[Stored data]

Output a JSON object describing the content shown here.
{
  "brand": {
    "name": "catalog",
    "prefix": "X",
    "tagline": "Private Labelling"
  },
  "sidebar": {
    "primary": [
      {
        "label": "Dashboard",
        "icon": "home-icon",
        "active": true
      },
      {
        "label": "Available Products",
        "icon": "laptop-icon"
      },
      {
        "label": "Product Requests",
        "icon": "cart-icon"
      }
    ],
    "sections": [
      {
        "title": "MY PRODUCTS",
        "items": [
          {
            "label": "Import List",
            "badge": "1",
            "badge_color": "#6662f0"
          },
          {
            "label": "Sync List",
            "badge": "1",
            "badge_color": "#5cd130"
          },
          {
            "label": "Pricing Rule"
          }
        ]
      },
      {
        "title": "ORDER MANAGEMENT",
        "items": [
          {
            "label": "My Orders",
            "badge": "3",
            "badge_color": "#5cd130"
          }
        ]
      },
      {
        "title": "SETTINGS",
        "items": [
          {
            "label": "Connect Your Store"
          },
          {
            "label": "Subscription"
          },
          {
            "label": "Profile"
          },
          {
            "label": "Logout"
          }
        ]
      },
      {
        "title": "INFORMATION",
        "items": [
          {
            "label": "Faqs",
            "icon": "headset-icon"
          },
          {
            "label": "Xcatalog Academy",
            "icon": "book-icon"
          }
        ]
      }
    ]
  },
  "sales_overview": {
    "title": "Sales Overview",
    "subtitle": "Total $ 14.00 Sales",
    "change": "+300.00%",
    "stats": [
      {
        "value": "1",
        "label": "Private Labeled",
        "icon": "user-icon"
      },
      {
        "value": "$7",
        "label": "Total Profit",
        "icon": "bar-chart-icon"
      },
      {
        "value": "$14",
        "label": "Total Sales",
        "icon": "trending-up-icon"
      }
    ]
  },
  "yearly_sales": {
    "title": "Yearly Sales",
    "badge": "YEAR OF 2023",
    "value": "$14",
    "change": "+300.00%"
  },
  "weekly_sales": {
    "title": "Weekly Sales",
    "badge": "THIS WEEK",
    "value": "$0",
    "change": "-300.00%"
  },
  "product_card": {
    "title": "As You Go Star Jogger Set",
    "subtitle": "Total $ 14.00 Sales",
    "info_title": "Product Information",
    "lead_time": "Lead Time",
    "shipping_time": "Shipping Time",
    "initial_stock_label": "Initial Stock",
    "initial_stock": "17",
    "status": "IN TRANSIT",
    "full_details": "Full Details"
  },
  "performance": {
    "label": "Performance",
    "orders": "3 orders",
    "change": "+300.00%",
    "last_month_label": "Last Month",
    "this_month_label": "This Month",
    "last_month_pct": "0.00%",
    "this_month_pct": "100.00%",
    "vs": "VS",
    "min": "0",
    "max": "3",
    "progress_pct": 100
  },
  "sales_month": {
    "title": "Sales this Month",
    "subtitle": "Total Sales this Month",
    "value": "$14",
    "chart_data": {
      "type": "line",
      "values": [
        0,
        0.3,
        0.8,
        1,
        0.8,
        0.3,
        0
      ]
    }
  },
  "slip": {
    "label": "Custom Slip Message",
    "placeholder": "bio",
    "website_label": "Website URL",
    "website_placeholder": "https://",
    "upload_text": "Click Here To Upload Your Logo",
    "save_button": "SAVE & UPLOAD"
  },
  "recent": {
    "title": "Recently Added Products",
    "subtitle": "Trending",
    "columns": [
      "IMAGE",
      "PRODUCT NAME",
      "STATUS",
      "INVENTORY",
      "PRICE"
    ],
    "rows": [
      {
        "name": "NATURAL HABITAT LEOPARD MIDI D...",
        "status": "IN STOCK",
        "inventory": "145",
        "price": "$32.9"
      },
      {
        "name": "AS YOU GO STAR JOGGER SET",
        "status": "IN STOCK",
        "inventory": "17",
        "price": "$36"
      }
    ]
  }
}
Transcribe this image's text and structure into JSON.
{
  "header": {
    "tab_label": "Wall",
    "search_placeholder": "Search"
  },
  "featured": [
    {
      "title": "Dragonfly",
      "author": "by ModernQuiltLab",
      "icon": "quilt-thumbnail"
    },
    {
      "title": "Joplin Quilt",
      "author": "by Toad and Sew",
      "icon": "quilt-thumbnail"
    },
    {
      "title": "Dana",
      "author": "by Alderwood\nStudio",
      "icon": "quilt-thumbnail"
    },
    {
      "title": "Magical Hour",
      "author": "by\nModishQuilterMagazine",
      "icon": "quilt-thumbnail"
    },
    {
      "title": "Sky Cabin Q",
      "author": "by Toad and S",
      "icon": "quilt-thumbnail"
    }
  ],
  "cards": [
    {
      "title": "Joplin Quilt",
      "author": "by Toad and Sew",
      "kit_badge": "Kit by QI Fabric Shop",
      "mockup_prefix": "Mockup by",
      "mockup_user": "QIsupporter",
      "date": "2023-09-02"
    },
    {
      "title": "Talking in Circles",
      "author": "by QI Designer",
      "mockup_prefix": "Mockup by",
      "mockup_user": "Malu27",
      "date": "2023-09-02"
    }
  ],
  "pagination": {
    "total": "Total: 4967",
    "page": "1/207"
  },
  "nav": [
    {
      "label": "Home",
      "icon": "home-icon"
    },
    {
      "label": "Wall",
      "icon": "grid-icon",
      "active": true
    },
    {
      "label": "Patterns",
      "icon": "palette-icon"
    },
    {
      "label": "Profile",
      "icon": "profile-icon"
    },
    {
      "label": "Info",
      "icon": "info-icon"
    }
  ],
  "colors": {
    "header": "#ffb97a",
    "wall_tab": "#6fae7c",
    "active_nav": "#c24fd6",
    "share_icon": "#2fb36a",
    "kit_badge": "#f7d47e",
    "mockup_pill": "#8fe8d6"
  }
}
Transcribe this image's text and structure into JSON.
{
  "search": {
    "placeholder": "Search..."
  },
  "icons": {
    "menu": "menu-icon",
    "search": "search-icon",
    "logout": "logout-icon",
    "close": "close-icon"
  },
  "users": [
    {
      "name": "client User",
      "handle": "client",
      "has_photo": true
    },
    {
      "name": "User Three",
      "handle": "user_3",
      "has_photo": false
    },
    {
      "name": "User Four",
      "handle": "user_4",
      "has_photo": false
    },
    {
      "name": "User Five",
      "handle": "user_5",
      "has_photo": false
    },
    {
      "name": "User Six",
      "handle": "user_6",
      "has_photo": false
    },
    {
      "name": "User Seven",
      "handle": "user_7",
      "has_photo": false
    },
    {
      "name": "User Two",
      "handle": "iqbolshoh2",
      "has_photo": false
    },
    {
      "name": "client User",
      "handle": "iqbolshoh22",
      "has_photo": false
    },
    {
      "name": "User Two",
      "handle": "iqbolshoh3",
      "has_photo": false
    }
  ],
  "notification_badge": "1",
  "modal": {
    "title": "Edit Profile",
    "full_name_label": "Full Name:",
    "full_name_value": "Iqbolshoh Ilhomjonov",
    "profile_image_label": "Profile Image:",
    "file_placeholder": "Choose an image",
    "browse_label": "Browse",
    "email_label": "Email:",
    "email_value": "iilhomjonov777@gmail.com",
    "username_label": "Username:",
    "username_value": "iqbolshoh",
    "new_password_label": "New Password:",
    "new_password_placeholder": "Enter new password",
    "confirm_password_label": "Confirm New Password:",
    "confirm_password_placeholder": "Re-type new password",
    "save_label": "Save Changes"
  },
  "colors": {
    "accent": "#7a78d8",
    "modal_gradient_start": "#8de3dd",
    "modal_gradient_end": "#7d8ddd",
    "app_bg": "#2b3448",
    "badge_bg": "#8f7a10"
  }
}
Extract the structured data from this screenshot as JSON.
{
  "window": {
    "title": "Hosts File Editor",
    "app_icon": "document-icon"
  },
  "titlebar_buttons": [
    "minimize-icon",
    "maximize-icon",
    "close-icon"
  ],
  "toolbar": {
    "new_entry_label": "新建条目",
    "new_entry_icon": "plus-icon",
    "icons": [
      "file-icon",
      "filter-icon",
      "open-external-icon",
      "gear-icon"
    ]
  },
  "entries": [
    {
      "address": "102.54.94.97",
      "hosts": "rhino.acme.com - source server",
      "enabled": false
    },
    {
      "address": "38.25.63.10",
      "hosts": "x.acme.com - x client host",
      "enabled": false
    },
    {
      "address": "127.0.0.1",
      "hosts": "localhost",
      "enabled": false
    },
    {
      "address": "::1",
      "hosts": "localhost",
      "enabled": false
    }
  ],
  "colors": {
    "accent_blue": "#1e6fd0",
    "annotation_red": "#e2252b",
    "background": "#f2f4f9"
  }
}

- _Your objective_: Report how many lines of the listing hold the string "JSON", giving only the number.

- _Task response_: 4